WRITTEN INSTRUCTION: Extract each line of the material that follows exactly and omit its pictures.

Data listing
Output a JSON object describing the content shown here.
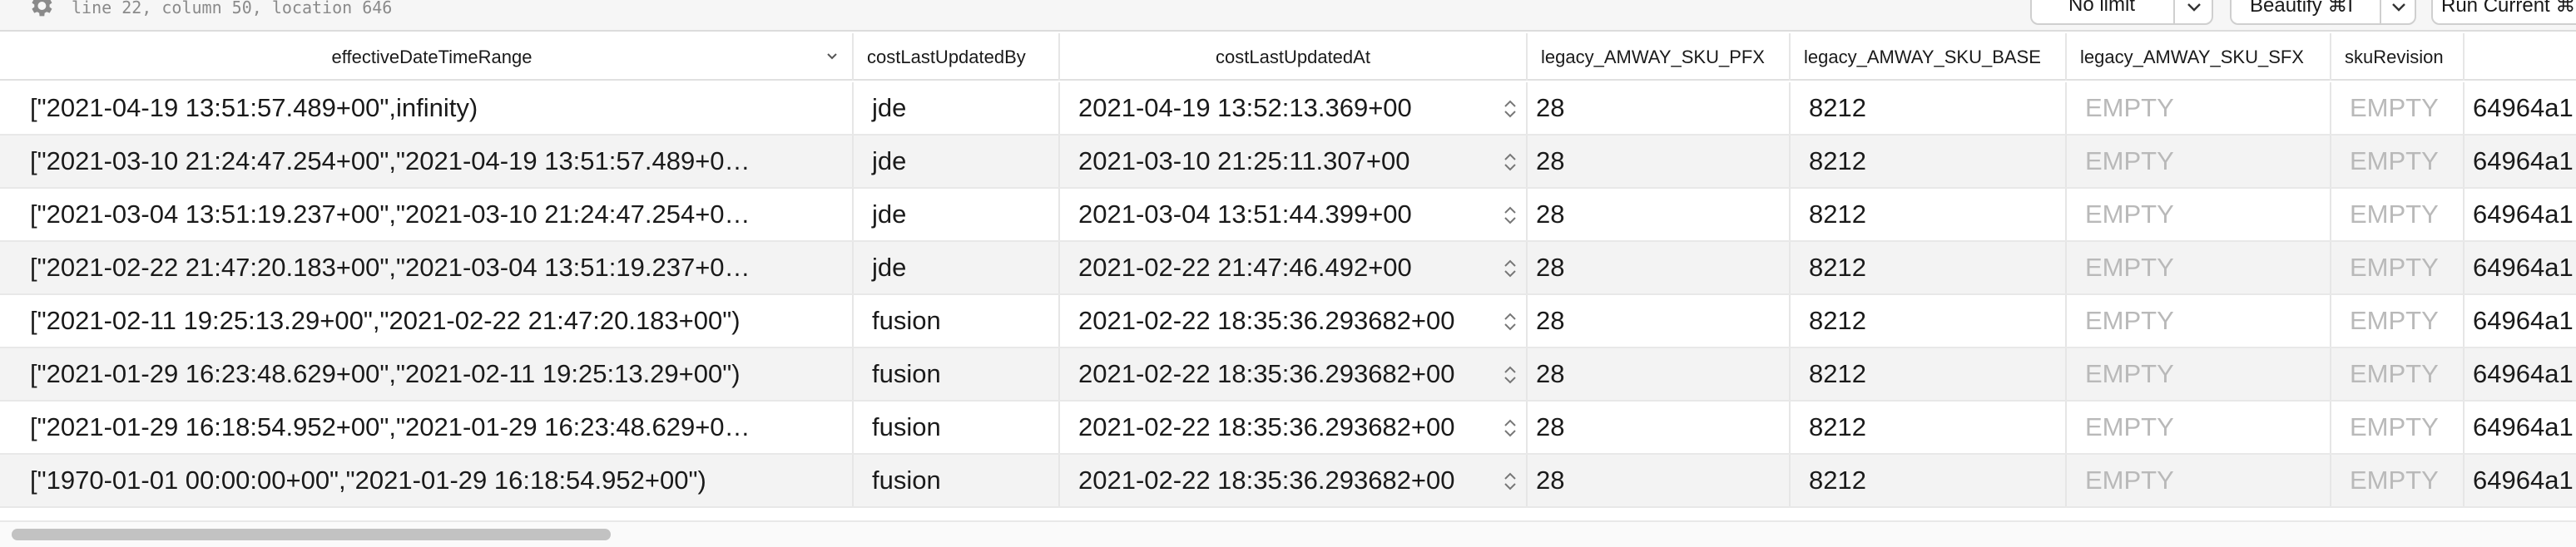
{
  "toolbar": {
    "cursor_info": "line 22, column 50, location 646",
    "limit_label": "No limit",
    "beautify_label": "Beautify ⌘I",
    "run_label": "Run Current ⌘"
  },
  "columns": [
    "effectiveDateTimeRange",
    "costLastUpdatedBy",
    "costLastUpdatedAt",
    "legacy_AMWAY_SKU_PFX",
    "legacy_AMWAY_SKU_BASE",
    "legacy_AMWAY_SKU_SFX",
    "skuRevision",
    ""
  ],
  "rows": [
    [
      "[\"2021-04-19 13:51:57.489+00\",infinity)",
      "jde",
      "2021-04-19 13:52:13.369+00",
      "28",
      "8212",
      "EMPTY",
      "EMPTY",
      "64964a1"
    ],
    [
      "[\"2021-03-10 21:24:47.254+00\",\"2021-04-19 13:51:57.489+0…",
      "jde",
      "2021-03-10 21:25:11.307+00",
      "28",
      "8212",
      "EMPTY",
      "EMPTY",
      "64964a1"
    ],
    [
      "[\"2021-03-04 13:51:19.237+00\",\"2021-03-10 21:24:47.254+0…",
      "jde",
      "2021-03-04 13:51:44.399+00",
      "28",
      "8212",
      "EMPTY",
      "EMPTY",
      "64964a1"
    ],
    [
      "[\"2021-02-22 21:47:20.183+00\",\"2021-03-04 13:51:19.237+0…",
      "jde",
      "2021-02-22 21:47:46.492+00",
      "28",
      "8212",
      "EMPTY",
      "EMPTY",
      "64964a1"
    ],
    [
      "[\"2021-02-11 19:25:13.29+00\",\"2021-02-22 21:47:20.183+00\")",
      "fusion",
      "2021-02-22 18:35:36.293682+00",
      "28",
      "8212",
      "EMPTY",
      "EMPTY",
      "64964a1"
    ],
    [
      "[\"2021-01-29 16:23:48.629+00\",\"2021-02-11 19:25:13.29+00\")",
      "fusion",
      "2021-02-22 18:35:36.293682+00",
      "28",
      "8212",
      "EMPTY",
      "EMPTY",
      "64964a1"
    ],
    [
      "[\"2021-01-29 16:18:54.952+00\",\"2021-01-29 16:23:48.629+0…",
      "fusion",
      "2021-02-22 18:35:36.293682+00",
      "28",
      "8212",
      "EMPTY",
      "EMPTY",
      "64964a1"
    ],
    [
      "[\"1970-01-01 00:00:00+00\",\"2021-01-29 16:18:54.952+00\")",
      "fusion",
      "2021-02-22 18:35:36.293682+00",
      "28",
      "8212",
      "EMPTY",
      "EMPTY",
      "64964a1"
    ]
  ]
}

EXERCISE ANSWER:
Output a JSON object describing the content shown here.
{
  "toolbar": {
    "cursor_info": "line 22, column 50, location 646",
    "limit_label": "No limit",
    "beautify_label": "Beautify ⌘I",
    "run_label": "Run Current ⌘"
  },
  "columns": [
    "effectiveDateTimeRange",
    "costLastUpdatedBy",
    "costLastUpdatedAt",
    "legacy_AMWAY_SKU_PFX",
    "legacy_AMWAY_SKU_BASE",
    "legacy_AMWAY_SKU_SFX",
    "skuRevision",
    ""
  ],
  "rows": [
    [
      "[\"2021-04-19 13:51:57.489+00\",infinity)",
      "jde",
      "2021-04-19 13:52:13.369+00",
      "28",
      "8212",
      "EMPTY",
      "EMPTY",
      "64964a1"
    ],
    [
      "[\"2021-03-10 21:24:47.254+00\",\"2021-04-19 13:51:57.489+0…",
      "jde",
      "2021-03-10 21:25:11.307+00",
      "28",
      "8212",
      "EMPTY",
      "EMPTY",
      "64964a1"
    ],
    [
      "[\"2021-03-04 13:51:19.237+00\",\"2021-03-10 21:24:47.254+0…",
      "jde",
      "2021-03-04 13:51:44.399+00",
      "28",
      "8212",
      "EMPTY",
      "EMPTY",
      "64964a1"
    ],
    [
      "[\"2021-02-22 21:47:20.183+00\",\"2021-03-04 13:51:19.237+0…",
      "jde",
      "2021-02-22 21:47:46.492+00",
      "28",
      "8212",
      "EMPTY",
      "EMPTY",
      "64964a1"
    ],
    [
      "[\"2021-02-11 19:25:13.29+00\",\"2021-02-22 21:47:20.183+00\")",
      "fusion",
      "2021-02-22 18:35:36.293682+00",
      "28",
      "8212",
      "EMPTY",
      "EMPTY",
      "64964a1"
    ],
    [
      "[\"2021-01-29 16:23:48.629+00\",\"2021-02-11 19:25:13.29+00\")",
      "fusion",
      "2021-02-22 18:35:36.293682+00",
      "28",
      "8212",
      "EMPTY",
      "EMPTY",
      "64964a1"
    ],
    [
      "[\"2021-01-29 16:18:54.952+00\",\"2021-01-29 16:23:48.629+0…",
      "fusion",
      "2021-02-22 18:35:36.293682+00",
      "28",
      "8212",
      "EMPTY",
      "EMPTY",
      "64964a1"
    ],
    [
      "[\"1970-01-01 00:00:00+00\",\"2021-01-29 16:18:54.952+00\")",
      "fusion",
      "2021-02-22 18:35:36.293682+00",
      "28",
      "8212",
      "EMPTY",
      "EMPTY",
      "64964a1"
    ]
  ]
}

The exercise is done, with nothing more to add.